- THE EXERCISE -
In the entries that follow, find the word "недополученных" and report each line it is on.

- DATA LISTING -

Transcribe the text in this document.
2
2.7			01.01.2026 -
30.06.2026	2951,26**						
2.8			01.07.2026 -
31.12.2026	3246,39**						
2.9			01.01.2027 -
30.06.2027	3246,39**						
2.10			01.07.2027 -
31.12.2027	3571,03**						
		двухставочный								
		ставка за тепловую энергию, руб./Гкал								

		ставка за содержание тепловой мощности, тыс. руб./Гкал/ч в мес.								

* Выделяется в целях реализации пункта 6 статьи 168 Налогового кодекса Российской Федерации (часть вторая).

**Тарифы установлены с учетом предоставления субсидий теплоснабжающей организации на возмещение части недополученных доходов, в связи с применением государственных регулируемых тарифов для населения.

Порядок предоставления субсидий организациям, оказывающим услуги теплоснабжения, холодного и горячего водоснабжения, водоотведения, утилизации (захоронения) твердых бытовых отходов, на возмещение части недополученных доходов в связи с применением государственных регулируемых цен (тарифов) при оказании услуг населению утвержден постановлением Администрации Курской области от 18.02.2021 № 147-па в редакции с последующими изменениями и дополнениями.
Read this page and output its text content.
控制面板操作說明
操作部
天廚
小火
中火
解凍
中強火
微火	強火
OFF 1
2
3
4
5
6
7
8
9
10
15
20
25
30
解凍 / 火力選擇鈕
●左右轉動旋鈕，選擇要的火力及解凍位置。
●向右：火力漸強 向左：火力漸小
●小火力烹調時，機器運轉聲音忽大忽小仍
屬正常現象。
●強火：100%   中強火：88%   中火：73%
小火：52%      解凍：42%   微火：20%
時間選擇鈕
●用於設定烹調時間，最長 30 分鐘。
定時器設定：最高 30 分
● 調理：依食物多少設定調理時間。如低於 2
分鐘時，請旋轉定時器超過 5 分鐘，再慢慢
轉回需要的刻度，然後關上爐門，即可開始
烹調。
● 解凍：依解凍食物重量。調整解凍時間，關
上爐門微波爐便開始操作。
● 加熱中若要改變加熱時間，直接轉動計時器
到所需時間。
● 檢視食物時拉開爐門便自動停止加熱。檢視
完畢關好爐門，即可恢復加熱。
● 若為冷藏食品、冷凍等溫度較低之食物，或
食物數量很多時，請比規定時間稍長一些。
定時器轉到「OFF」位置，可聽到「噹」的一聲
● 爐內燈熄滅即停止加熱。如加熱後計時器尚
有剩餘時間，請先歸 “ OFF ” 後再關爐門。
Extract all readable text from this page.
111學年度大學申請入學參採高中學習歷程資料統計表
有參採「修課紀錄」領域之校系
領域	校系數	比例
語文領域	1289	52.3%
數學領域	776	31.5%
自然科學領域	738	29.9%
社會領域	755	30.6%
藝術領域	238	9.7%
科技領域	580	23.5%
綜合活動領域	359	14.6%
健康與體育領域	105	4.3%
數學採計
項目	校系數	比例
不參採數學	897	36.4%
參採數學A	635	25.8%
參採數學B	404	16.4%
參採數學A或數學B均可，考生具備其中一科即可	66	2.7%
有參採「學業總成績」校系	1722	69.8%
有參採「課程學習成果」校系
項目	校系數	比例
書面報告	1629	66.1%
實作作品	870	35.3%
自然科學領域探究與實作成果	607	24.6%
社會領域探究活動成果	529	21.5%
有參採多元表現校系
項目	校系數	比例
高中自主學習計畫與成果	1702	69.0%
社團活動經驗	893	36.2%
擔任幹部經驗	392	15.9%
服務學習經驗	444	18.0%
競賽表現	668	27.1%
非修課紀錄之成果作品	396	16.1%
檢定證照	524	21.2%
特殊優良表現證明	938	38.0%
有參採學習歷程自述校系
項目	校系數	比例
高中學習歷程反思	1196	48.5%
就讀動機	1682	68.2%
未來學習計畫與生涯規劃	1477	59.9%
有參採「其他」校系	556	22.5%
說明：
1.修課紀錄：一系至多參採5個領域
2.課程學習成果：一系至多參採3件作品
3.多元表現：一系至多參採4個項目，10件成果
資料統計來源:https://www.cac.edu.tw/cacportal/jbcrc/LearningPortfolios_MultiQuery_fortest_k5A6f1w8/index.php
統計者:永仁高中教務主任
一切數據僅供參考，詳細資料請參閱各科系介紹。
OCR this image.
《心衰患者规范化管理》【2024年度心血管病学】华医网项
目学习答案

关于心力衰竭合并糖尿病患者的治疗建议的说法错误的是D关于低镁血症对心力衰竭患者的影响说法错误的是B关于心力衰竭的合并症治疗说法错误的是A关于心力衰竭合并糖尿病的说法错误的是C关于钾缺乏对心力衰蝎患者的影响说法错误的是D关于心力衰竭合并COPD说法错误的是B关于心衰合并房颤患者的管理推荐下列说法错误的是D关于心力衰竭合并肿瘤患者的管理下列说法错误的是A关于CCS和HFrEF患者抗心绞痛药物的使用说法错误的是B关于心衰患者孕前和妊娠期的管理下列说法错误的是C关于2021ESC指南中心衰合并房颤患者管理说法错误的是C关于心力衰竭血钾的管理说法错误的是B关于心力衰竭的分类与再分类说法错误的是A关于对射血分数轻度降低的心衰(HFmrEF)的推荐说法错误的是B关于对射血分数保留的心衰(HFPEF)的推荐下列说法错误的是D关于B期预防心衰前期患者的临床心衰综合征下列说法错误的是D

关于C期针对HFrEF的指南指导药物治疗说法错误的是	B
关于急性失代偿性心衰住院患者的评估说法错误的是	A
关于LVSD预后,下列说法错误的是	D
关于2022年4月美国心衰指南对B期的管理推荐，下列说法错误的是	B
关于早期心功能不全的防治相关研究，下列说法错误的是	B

- RESPONSE TO THE EXERCISE -
**Тарифы установлены с учетом предоставления субсидий теплоснабжающей организации на возмещение части недополученных доходов, в связи с применением государственных регулируемых тарифов для населения.
Порядок предоставления субсидий организациям, оказывающим услуги теплоснабжения, холодного и горячего водоснабжения, водоотведения, утилизации (захоронения) твердых бытовых отходов, на возмещение части недополученных доходов в связи с применением государственных регулируемых цен (тарифов) при оказании услуг населению утвержден постановлением Администрации Курской области от 18.02.2021 № 147-па в редакции с последующими изменениями и дополнениями.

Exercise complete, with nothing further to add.